» What you should do
Transcribe all of the material exactly.

» Supplied information

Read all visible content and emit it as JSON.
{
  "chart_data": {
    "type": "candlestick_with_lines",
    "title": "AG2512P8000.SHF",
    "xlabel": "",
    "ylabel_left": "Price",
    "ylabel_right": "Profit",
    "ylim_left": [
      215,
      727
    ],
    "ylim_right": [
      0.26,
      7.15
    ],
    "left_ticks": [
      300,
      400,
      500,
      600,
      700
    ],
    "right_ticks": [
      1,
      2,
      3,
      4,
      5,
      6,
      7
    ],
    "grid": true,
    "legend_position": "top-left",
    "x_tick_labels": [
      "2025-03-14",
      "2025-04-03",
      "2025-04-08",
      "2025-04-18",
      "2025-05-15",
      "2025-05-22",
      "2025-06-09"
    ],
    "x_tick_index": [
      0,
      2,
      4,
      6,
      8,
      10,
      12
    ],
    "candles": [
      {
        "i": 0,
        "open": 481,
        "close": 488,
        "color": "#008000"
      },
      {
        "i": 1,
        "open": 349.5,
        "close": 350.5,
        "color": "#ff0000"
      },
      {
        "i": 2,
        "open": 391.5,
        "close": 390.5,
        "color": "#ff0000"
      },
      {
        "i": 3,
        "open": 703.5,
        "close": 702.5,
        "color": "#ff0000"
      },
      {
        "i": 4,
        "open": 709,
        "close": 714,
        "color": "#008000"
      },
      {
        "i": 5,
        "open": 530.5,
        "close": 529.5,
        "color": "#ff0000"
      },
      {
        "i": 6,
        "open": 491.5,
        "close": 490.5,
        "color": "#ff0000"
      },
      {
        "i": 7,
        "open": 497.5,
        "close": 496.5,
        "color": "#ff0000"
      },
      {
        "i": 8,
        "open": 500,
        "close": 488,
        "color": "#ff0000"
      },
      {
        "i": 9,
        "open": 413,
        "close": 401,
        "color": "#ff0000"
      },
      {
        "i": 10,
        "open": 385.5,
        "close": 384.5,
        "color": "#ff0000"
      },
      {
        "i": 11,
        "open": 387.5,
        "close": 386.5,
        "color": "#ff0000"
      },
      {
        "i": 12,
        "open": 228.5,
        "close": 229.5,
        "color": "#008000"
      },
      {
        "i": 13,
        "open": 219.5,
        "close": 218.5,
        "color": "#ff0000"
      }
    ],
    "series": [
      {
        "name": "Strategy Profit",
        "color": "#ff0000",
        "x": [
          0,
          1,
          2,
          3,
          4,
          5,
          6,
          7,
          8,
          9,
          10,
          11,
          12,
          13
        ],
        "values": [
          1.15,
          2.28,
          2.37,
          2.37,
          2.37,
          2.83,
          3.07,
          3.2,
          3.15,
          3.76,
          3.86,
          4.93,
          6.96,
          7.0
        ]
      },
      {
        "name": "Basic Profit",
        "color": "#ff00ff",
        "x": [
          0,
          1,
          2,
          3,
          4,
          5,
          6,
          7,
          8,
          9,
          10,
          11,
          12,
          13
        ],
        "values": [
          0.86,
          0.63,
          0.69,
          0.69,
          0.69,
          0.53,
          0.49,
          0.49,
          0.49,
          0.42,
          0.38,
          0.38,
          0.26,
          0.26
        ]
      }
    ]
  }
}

» Solution to the problem
Read all visible content and emit it as JSON.
{
  "chart_data": {
    "type": "candlestick_with_lines",
    "title": "AG2512P8000.SHF",
    "xlabel": "",
    "ylabel_left": "Price",
    "ylabel_right": "Profit",
    "ylim_left": [
      215,
      727
    ],
    "ylim_right": [
      0.26,
      7.15
    ],
    "left_ticks": [
      300,
      400,
      500,
      600,
      700
    ],
    "right_ticks": [
      1,
      2,
      3,
      4,
      5,
      6,
      7
    ],
    "grid": true,
    "legend_position": "top-left",
    "x_tick_labels": [
      "2025-03-14",
      "2025-04-03",
      "2025-04-08",
      "2025-04-18",
      "2025-05-15",
      "2025-05-22",
      "2025-06-09"
    ],
    "x_tick_index": [
      0,
      2,
      4,
      6,
      8,
      10,
      12
    ],
    "candles": [
      {
        "i": 0,
        "open": 481,
        "close": 488,
        "color": "#008000"
      },
      {
        "i": 1,
        "open": 349.5,
        "close": 350.5,
        "color": "#ff0000"
      },
      {
        "i": 2,
        "open": 391.5,
        "close": 390.5,
        "color": "#ff0000"
      },
      {
        "i": 3,
        "open": 703.5,
        "close": 702.5,
        "color": "#ff0000"
      },
      {
        "i": 4,
        "open": 709,
        "close": 714,
        "color": "#008000"
      },
      {
        "i": 5,
        "open": 530.5,
        "close": 529.5,
        "color": "#ff0000"
      },
      {
        "i": 6,
        "open": 491.5,
        "close": 490.5,
        "color": "#ff0000"
      },
      {
        "i": 7,
        "open": 497.5,
        "close": 496.5,
        "color": "#ff0000"
      },
      {
        "i": 8,
        "open": 500,
        "close": 488,
        "color": "#ff0000"
      },
      {
        "i": 9,
        "open": 413,
        "close": 401,
        "color": "#ff0000"
      },
      {
        "i": 10,
        "open": 385.5,
        "close": 384.5,
        "color": "#ff0000"
      },
      {
        "i": 11,
        "open": 387.5,
        "close": 386.5,
        "color": "#ff0000"
      },
      {
        "i": 12,
        "open": 228.5,
        "close": 229.5,
        "color": "#008000"
      },
      {
        "i": 13,
        "open": 219.5,
        "close": 218.5,
        "color": "#ff0000"
      }
    ],
    "series": [
      {
        "name": "Strategy Profit",
        "color": "#ff0000",
        "x": [
          0,
          1,
          2,
          3,
          4,
          5,
          6,
          7,
          8,
          9,
          10,
          11,
          12,
          13
        ],
        "values": [
          1.15,
          2.28,
          2.37,
          2.37,
          2.37,
          2.83,
          3.07,
          3.2,
          3.15,
          3.76,
          3.86,
          4.93,
          6.96,
          7.0
        ]
      },
      {
        "name": "Basic Profit",
        "color": "#ff00ff",
        "x": [
          0,
          1,
          2,
          3,
          4,
          5,
          6,
          7,
          8,
          9,
          10,
          11,
          12,
          13
        ],
        "values": [
          0.86,
          0.63,
          0.69,
          0.69,
          0.69,
          0.53,
          0.49,
          0.49,
          0.49,
          0.42,
          0.38,
          0.38,
          0.26,
          0.26
        ]
      }
    ]
  }
}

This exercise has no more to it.